Can you output the material exactly as written, minus any pictures it holds?

— start Dataset content —

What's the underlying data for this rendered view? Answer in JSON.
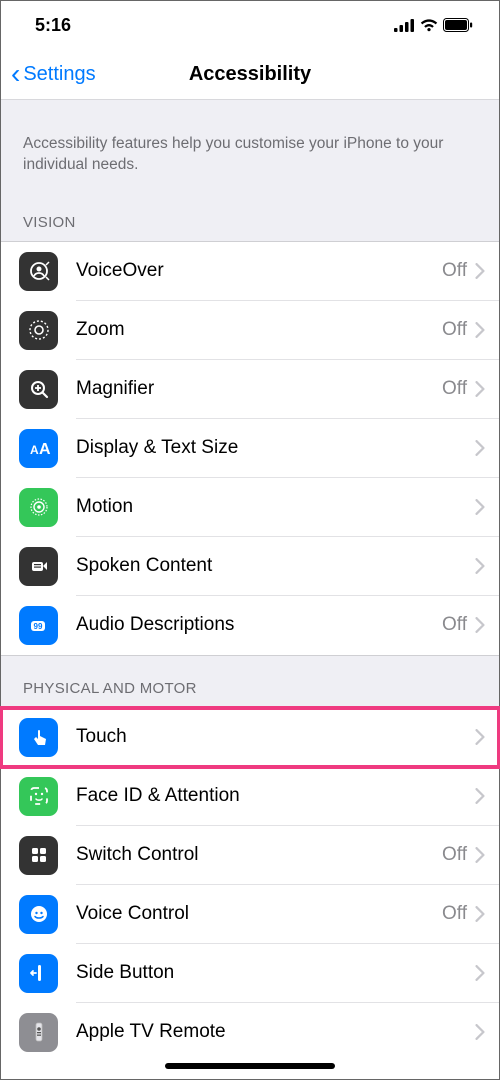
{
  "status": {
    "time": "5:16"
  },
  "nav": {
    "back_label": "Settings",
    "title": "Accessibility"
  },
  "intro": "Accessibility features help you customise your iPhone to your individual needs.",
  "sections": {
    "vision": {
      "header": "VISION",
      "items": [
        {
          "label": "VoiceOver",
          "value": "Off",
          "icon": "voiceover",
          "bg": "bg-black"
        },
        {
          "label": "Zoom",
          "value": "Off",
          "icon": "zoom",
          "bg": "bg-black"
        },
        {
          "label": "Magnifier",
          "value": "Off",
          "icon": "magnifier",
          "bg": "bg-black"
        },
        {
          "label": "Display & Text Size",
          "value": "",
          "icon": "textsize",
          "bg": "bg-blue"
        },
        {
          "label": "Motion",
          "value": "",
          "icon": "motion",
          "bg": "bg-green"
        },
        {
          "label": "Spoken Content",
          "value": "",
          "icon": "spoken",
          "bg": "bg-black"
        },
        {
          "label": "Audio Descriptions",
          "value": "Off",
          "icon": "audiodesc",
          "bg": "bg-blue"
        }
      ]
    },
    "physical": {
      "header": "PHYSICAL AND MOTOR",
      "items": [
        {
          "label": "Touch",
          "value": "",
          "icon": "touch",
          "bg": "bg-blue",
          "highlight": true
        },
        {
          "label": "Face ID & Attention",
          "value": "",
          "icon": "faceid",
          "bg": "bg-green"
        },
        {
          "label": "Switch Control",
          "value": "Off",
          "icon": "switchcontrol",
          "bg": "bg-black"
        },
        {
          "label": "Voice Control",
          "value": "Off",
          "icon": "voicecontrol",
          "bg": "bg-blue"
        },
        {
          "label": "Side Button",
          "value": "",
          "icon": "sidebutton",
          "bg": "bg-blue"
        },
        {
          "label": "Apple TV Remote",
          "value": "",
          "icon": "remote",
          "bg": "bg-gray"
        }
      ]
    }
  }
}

— end Dataset content —

• **Answer to this problem**:
What's the underlying data for this rendered view? Answer in JSON.
{
  "status": {
    "time": "5:16"
  },
  "nav": {
    "back_label": "Settings",
    "title": "Accessibility"
  },
  "intro": "Accessibility features help you customise your iPhone to your individual needs.",
  "sections": {
    "vision": {
      "header": "VISION",
      "items": [
        {
          "label": "VoiceOver",
          "value": "Off",
          "icon": "voiceover",
          "bg": "bg-black"
        },
        {
          "label": "Zoom",
          "value": "Off",
          "icon": "zoom",
          "bg": "bg-black"
        },
        {
          "label": "Magnifier",
          "value": "Off",
          "icon": "magnifier",
          "bg": "bg-black"
        },
        {
          "label": "Display & Text Size",
          "value": "",
          "icon": "textsize",
          "bg": "bg-blue"
        },
        {
          "label": "Motion",
          "value": "",
          "icon": "motion",
          "bg": "bg-green"
        },
        {
          "label": "Spoken Content",
          "value": "",
          "icon": "spoken",
          "bg": "bg-black"
        },
        {
          "label": "Audio Descriptions",
          "value": "Off",
          "icon": "audiodesc",
          "bg": "bg-blue"
        }
      ]
    },
    "physical": {
      "header": "PHYSICAL AND MOTOR",
      "items": [
        {
          "label": "Touch",
          "value": "",
          "icon": "touch",
          "bg": "bg-blue",
          "highlight": true
        },
        {
          "label": "Face ID & Attention",
          "value": "",
          "icon": "faceid",
          "bg": "bg-green"
        },
        {
          "label": "Switch Control",
          "value": "Off",
          "icon": "switchcontrol",
          "bg": "bg-black"
        },
        {
          "label": "Voice Control",
          "value": "Off",
          "icon": "voicecontrol",
          "bg": "bg-blue"
        },
        {
          "label": "Side Button",
          "value": "",
          "icon": "sidebutton",
          "bg": "bg-blue"
        },
        {
          "label": "Apple TV Remote",
          "value": "",
          "icon": "remote",
          "bg": "bg-gray"
        }
      ]
    }
  }
}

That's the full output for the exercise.